### Prompt
Rewrite the stretch from "Annotate this image: element" through "Point <box>239 317 262 331</box>" with "Bar" changed to "Column" and everything else left as it is, omitting the pictures.

### Dataset rows
::::::

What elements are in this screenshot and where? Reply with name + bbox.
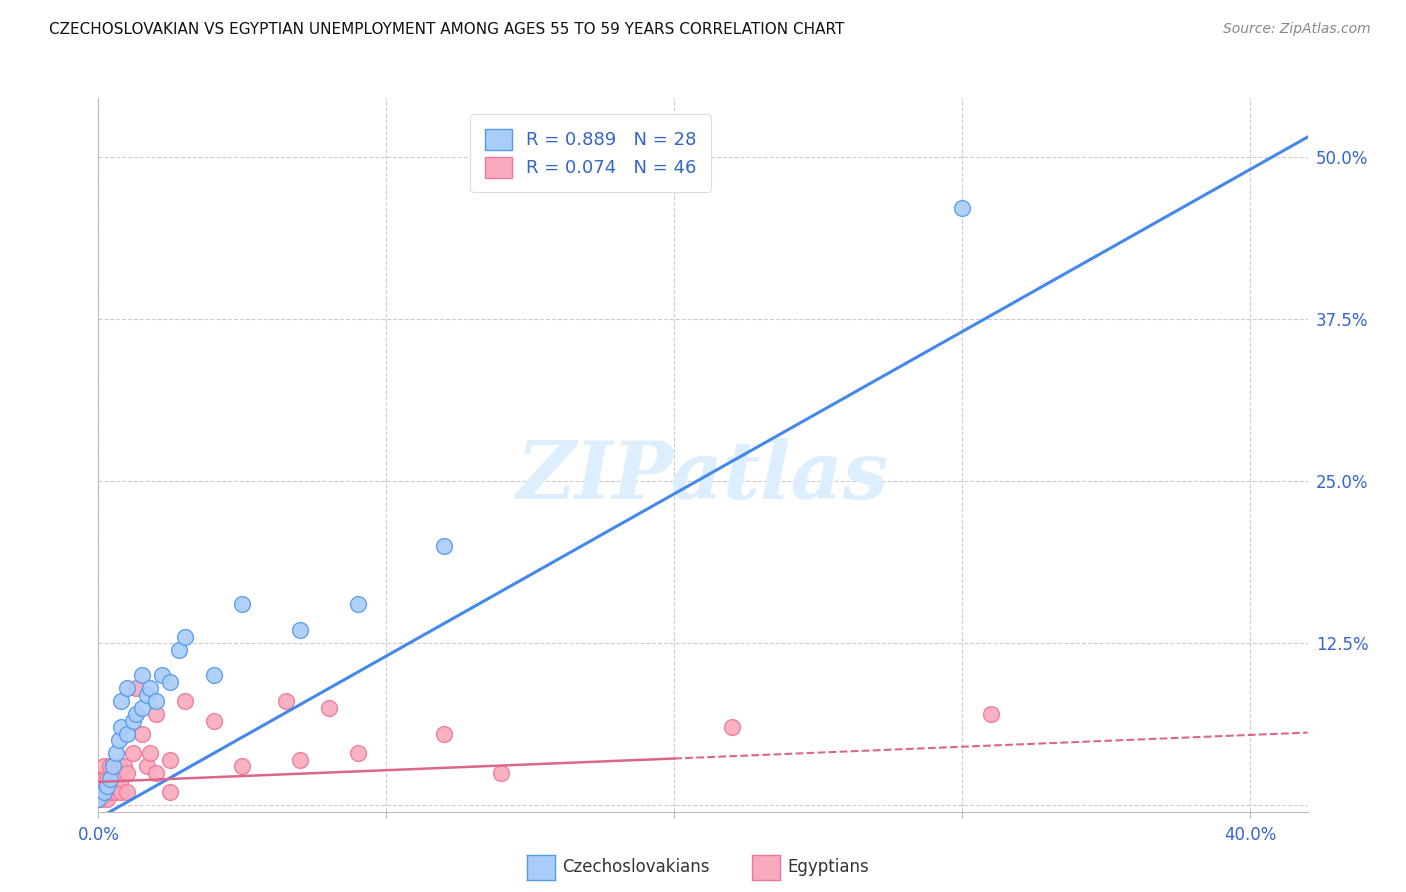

::::::

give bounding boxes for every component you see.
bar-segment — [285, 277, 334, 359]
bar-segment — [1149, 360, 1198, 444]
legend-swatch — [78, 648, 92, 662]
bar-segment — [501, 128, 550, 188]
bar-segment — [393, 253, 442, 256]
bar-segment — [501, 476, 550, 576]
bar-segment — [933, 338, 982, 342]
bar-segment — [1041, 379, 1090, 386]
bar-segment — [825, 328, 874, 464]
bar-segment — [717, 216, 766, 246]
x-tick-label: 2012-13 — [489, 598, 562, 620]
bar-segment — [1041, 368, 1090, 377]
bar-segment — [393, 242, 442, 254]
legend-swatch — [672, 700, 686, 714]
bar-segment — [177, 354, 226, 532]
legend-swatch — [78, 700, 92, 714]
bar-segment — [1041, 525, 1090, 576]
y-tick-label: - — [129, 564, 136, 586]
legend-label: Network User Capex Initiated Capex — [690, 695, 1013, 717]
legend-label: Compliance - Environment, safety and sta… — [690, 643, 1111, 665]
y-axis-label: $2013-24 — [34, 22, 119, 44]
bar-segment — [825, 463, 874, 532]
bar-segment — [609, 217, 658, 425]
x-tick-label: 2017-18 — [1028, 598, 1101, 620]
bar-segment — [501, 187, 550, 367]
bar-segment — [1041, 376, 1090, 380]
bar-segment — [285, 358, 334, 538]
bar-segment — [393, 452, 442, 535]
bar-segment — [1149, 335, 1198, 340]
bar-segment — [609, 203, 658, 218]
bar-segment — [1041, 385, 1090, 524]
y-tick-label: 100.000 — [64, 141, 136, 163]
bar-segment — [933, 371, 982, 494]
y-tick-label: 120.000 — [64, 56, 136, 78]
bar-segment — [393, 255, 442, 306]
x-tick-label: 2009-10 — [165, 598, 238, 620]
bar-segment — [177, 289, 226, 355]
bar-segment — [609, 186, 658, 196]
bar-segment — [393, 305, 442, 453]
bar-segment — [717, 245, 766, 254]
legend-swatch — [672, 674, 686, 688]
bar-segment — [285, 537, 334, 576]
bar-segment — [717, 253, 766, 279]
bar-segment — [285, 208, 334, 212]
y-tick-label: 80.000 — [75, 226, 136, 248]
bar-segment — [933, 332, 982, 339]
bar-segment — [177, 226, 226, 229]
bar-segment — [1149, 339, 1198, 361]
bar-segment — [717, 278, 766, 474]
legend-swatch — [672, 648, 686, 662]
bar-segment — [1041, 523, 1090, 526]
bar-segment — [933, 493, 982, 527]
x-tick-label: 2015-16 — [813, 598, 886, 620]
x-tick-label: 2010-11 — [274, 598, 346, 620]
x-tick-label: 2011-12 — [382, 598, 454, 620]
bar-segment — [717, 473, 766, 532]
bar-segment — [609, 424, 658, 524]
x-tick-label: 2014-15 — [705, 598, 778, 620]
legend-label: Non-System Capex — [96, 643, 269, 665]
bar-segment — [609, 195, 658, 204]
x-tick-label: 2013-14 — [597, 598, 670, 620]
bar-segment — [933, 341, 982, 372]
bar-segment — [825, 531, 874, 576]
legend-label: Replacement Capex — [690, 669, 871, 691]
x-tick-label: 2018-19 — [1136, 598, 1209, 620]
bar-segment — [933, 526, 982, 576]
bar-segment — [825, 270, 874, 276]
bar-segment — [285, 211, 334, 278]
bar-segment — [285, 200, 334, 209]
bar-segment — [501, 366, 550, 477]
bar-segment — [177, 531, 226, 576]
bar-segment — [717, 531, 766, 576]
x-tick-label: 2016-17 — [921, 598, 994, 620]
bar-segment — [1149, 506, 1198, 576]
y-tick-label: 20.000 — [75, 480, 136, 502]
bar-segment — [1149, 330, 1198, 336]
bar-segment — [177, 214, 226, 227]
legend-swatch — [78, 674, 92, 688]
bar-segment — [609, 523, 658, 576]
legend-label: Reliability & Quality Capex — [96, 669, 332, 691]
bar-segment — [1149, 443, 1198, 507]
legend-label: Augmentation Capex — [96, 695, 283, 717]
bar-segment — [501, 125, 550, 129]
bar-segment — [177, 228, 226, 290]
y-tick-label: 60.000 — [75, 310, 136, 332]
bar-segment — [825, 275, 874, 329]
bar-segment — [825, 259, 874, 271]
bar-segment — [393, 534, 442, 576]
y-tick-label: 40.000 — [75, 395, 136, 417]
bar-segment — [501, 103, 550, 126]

::::::

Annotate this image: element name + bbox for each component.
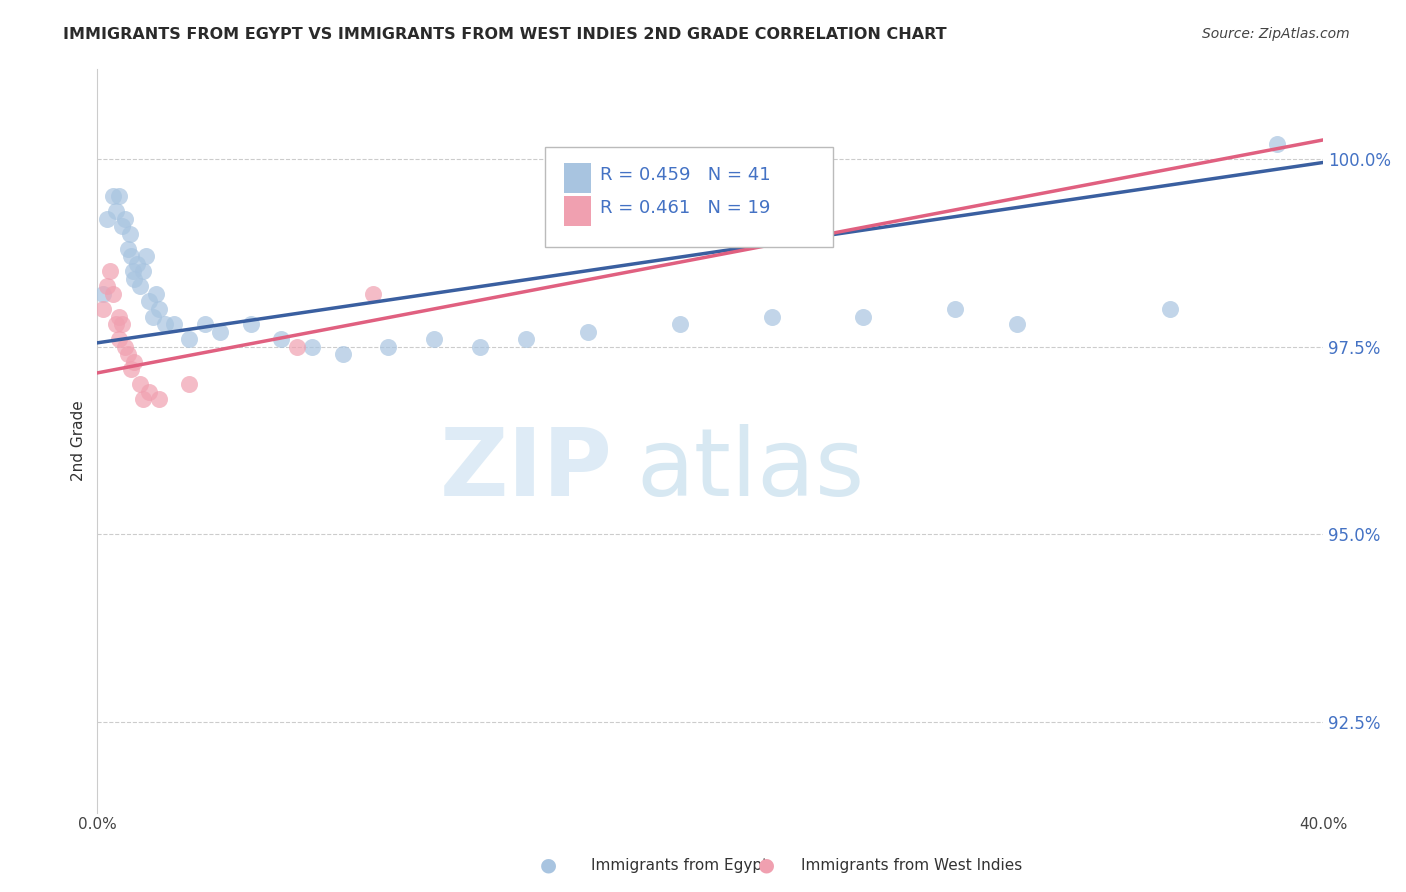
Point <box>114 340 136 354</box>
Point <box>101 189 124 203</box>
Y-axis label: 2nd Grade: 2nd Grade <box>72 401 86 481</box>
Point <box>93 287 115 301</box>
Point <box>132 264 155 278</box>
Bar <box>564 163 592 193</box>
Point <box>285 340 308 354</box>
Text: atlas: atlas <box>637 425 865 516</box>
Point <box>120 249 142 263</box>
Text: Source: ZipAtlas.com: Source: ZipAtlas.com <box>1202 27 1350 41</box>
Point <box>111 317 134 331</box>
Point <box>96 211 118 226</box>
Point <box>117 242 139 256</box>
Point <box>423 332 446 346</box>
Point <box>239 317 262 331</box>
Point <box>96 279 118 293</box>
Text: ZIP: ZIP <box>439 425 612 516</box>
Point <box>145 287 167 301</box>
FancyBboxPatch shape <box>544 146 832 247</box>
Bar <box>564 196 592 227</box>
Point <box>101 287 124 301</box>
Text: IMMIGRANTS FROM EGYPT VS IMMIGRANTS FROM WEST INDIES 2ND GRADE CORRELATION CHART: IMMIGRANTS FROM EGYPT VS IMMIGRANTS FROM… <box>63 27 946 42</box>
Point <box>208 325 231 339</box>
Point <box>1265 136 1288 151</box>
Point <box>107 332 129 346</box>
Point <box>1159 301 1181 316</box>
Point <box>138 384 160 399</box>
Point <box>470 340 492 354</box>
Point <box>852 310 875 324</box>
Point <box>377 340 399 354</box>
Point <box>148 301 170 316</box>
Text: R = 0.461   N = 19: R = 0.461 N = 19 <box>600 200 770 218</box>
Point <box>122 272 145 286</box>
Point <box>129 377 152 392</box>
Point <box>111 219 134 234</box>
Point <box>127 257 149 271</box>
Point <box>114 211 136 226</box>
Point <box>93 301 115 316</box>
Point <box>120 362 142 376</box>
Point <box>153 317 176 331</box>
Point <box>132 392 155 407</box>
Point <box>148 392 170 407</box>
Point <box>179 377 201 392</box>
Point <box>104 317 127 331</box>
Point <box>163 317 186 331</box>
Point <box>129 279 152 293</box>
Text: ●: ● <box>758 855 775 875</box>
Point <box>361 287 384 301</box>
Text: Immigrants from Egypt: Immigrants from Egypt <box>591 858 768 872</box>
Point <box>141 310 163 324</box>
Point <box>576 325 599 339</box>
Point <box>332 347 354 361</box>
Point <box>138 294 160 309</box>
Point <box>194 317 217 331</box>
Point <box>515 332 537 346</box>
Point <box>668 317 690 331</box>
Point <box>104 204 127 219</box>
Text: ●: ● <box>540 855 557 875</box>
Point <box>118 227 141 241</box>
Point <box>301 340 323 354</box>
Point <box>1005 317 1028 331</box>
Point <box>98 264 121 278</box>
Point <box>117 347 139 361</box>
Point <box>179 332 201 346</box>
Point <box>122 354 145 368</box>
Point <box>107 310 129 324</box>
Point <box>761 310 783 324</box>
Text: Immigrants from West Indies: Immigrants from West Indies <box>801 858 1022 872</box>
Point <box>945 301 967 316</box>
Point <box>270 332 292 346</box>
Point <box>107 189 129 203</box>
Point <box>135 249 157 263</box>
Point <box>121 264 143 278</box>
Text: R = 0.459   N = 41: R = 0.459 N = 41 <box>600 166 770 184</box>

::::::

### Complete answer
Annotate this image: element name + bbox for each component.
Point <box>114 340 136 354</box>
Point <box>101 189 124 203</box>
Y-axis label: 2nd Grade: 2nd Grade <box>72 401 86 481</box>
Point <box>93 287 115 301</box>
Point <box>132 264 155 278</box>
Column <box>564 163 592 193</box>
Point <box>285 340 308 354</box>
Text: atlas: atlas <box>637 425 865 516</box>
Point <box>120 249 142 263</box>
Text: Source: ZipAtlas.com: Source: ZipAtlas.com <box>1202 27 1350 41</box>
Point <box>111 317 134 331</box>
Point <box>96 211 118 226</box>
Point <box>117 242 139 256</box>
Point <box>423 332 446 346</box>
Point <box>239 317 262 331</box>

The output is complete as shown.